== RECORDS SUPPLIED

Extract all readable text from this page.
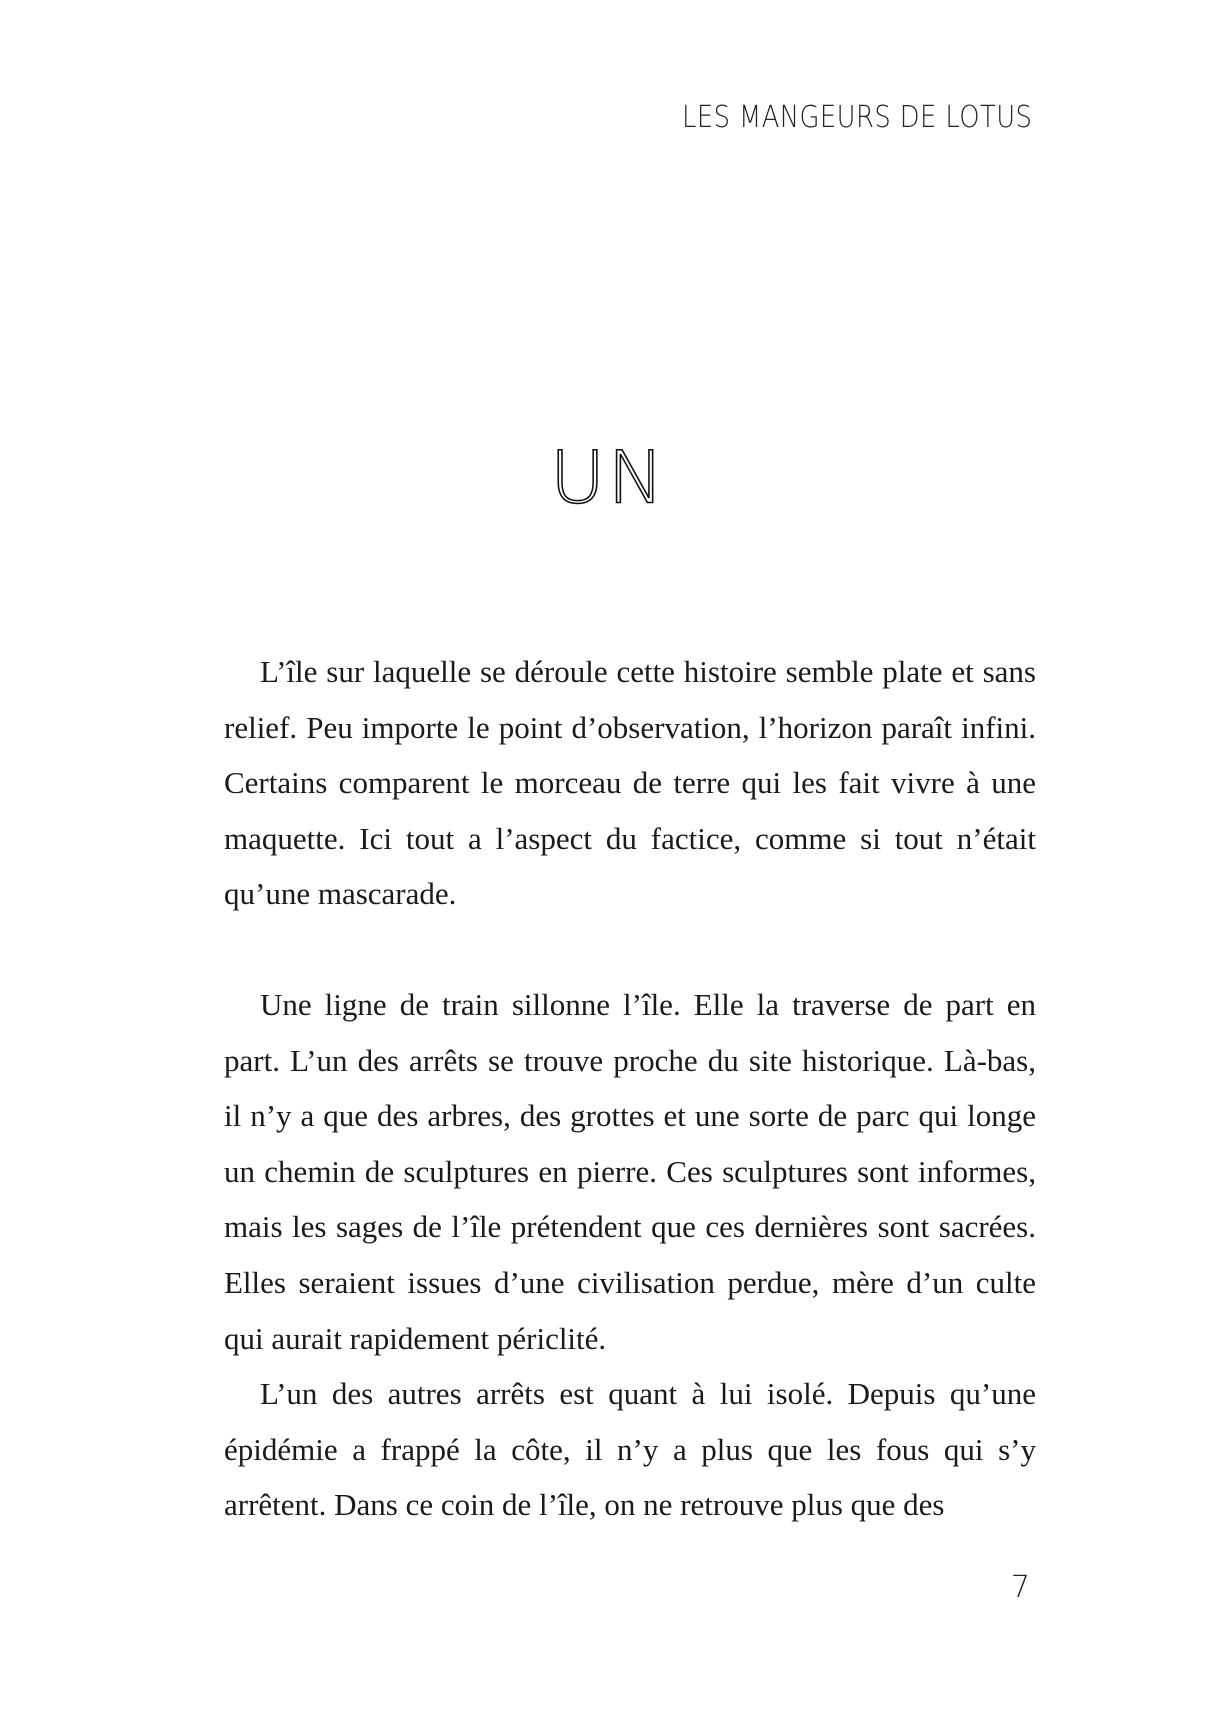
LES MANGEURS DE LOTUS
UN

L’île sur laquelle se déroule cette histoire semble plate et sans relief. Peu importe le point d’observation, l’horizon paraît infini. Certains comparent le morceau de terre qui les fait vivre à une maquette. Ici tout a l’aspect du factice, comme si tout n’était qu’une mascarade.

Une ligne de train sillonne l’île. Elle la traverse de part en part. L’un des arrêts se trouve proche du site historique. Là-bas, il n’y a que des arbres, des grottes et une sorte de parc qui longe un chemin de sculptures en pierre. Ces sculptures sont informes, mais les sages de l’île prétendent que ces dernières sont sacrées. Elles seraient issues d’une civilisation perdue, mère d’un culte qui aurait rapidement périclité.

L’un des autres arrêts est quant à lui isolé. Depuis qu’une épidémie a frappé la côte, il n’y a plus que les fous qui s’y arrêtent. Dans ce coin de l’île, on ne retrouve plus que des

7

====

**WHAT TO PRODUCE:**
The records above should be reproduced exactly, with no pictures included.

**SOLUTION:**
Extract all readable text from this page.
LES MANGEURS DE LOTUS
UN

L’île sur laquelle se déroule cette histoire semble plate et sans relief. Peu importe le point d’observation, l’horizon paraît infini. Certains comparent le morceau de terre qui les fait vivre à une maquette. Ici tout a l’aspect du factice, comme si tout n’était qu’une mascarade.

Une ligne de train sillonne l’île. Elle la traverse de part en part. L’un des arrêts se trouve proche du site historique. Là-bas, il n’y a que des arbres, des grottes et une sorte de parc qui longe un chemin de sculptures en pierre. Ces sculptures sont informes, mais les sages de l’île prétendent que ces dernières sont sacrées. Elles seraient issues d’une civilisation perdue, mère d’un culte qui aurait rapidement périclité.

L’un des autres arrêts est quant à lui isolé. Depuis qu’une épidémie a frappé la côte, il n’y a plus que les fous qui s’y arrêtent. Dans ce coin de l’île, on ne retrouve plus que des

7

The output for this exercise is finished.